§ Stated problem: Retype the listing that follows, word for word.

··········

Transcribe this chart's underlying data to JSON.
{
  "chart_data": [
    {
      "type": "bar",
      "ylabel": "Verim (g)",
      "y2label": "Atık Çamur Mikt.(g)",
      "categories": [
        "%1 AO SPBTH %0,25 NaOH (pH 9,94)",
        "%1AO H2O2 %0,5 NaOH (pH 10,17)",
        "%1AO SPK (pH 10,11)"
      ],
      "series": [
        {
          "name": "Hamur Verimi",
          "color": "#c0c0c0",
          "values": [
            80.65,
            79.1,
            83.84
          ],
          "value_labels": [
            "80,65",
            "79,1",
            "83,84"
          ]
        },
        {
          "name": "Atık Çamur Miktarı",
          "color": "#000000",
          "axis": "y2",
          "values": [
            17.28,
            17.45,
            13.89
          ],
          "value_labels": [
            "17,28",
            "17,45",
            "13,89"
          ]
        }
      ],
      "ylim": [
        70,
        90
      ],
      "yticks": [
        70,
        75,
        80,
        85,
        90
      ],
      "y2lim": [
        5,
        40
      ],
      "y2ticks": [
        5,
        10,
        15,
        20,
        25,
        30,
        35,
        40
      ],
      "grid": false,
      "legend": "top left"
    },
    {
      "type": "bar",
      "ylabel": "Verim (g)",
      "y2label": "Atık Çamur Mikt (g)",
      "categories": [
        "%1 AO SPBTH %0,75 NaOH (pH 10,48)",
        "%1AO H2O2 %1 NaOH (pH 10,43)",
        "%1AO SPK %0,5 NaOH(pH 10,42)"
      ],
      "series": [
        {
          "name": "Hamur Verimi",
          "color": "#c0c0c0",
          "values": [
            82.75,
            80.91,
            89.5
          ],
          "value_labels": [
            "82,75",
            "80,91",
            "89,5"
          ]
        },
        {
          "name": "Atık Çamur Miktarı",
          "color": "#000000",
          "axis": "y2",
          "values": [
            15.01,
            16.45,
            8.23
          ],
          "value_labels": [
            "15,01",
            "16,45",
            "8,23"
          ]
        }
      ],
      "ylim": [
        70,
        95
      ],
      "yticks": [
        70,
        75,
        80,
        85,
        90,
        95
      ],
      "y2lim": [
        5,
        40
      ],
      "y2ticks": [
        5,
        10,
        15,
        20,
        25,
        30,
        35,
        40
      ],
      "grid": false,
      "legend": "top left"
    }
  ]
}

··········

§ Task result:
Transcribe this chart's underlying data to JSON.
{
  "chart_data": [
    {
      "type": "bar",
      "ylabel": "Verim (g)",
      "y2label": "Atık Çamur Mikt.(g)",
      "categories": [
        "%1 AO SPBTH %0,25 NaOH (pH 9,94)",
        "%1AO H2O2 %0,5 NaOH (pH 10,17)",
        "%1AO SPK (pH 10,11)"
      ],
      "series": [
        {
          "name": "Hamur Verimi",
          "color": "#c0c0c0",
          "values": [
            80.65,
            79.1,
            83.84
          ],
          "value_labels": [
            "80,65",
            "79,1",
            "83,84"
          ]
        },
        {
          "name": "Atık Çamur Miktarı",
          "color": "#000000",
          "axis": "y2",
          "values": [
            17.28,
            17.45,
            13.89
          ],
          "value_labels": [
            "17,28",
            "17,45",
            "13,89"
          ]
        }
      ],
      "ylim": [
        70,
        90
      ],
      "yticks": [
        70,
        75,
        80,
        85,
        90
      ],
      "y2lim": [
        5,
        40
      ],
      "y2ticks": [
        5,
        10,
        15,
        20,
        25,
        30,
        35,
        40
      ],
      "grid": false,
      "legend": "top left"
    },
    {
      "type": "bar",
      "ylabel": "Verim (g)",
      "y2label": "Atık Çamur Mikt (g)",
      "categories": [
        "%1 AO SPBTH %0,75 NaOH (pH 10,48)",
        "%1AO H2O2 %1 NaOH (pH 10,43)",
        "%1AO SPK %0,5 NaOH(pH 10,42)"
      ],
      "series": [
        {
          "name": "Hamur Verimi",
          "color": "#c0c0c0",
          "values": [
            82.75,
            80.91,
            89.5
          ],
          "value_labels": [
            "82,75",
            "80,91",
            "89,5"
          ]
        },
        {
          "name": "Atık Çamur Miktarı",
          "color": "#000000",
          "axis": "y2",
          "values": [
            15.01,
            16.45,
            8.23
          ],
          "value_labels": [
            "15,01",
            "16,45",
            "8,23"
          ]
        }
      ],
      "ylim": [
        70,
        95
      ],
      "yticks": [
        70,
        75,
        80,
        85,
        90,
        95
      ],
      "y2lim": [
        5,
        40
      ],
      "y2ticks": [
        5,
        10,
        15,
        20,
        25,
        30,
        35,
        40
      ],
      "grid": false,
      "legend": "top left"
    }
  ]
}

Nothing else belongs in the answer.